**What you need to do:** Copy all lines holding the word "Sampled" from the entries.

**Source records:**
•••••

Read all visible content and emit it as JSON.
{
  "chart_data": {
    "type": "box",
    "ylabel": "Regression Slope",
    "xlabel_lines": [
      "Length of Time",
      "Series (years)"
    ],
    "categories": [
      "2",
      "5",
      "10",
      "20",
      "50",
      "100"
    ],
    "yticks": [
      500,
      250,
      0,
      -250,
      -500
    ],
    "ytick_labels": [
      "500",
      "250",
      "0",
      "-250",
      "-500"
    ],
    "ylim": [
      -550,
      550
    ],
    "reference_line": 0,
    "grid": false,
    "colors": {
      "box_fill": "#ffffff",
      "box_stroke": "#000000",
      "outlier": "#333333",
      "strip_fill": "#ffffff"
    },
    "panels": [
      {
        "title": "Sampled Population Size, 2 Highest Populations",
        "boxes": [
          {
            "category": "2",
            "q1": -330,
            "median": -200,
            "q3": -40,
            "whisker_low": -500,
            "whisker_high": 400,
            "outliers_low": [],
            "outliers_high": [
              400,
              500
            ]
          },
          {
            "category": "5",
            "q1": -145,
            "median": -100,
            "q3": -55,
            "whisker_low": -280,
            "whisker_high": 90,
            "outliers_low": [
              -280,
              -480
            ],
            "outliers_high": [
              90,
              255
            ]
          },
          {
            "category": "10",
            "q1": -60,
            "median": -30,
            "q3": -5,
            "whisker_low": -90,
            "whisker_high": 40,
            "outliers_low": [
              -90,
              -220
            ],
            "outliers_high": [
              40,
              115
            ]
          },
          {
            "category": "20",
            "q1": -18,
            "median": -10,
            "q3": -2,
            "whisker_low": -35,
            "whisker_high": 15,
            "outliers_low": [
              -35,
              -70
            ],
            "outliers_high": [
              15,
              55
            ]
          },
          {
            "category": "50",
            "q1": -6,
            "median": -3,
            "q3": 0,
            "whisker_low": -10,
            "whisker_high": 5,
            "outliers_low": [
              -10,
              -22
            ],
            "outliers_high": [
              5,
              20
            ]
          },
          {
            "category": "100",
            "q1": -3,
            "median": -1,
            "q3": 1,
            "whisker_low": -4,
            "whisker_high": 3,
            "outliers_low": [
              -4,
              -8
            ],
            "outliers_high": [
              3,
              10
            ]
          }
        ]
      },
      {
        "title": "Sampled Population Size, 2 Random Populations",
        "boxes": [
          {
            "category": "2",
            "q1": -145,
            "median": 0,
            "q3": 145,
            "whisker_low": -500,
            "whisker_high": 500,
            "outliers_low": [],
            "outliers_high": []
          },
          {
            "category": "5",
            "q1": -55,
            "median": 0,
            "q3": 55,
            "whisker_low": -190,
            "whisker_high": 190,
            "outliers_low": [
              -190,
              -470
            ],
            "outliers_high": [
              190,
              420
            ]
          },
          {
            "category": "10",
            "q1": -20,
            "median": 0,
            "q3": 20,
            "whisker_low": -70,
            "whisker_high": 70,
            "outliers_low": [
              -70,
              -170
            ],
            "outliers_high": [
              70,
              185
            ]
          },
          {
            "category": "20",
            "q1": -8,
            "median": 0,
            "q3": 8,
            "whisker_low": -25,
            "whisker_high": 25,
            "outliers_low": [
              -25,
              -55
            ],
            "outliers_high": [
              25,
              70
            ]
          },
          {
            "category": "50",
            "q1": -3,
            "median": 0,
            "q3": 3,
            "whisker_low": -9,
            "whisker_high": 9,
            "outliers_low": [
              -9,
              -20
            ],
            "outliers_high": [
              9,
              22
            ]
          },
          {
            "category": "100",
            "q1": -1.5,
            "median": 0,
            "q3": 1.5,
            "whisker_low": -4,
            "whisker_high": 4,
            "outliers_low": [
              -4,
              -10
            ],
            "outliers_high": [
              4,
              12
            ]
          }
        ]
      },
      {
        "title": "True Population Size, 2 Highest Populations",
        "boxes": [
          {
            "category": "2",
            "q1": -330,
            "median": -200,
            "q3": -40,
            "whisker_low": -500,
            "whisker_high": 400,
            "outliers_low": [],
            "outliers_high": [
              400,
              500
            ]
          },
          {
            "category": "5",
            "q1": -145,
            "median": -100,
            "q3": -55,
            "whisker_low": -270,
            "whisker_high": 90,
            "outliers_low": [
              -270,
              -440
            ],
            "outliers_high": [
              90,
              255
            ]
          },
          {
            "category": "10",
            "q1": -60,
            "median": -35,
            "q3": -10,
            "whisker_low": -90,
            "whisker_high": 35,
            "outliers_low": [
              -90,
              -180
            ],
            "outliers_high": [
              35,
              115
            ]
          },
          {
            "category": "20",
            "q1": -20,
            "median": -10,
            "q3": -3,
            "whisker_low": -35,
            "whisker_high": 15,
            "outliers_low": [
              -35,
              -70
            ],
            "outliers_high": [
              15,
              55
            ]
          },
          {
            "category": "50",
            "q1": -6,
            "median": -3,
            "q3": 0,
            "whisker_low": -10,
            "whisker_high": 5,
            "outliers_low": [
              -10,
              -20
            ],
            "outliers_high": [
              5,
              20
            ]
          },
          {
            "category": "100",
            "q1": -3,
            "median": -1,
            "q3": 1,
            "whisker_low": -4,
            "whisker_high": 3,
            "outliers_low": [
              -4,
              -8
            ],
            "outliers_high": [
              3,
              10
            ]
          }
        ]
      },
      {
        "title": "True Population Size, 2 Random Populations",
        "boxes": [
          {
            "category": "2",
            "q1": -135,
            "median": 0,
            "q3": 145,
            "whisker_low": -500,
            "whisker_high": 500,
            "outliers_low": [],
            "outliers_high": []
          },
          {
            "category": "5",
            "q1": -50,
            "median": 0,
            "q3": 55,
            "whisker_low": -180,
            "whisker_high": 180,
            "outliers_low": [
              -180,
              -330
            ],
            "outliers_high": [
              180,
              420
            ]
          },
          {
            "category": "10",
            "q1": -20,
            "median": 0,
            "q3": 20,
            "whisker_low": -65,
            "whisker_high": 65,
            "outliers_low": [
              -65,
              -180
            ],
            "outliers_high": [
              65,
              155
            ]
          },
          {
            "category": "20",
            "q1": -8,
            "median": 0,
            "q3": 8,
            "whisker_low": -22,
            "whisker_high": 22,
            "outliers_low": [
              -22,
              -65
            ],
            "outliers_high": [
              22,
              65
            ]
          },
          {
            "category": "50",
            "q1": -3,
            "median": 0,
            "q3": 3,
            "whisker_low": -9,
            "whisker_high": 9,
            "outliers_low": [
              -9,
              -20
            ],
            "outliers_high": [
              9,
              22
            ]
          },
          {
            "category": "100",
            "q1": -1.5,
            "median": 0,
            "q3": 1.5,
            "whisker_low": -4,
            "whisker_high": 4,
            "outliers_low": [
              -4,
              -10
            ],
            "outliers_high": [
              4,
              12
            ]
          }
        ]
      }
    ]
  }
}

•••••

**The solution:**
        "title": "Sampled Population Size, 2 Highest Populations",
        "title": "Sampled Population Size, 2 Random Populations",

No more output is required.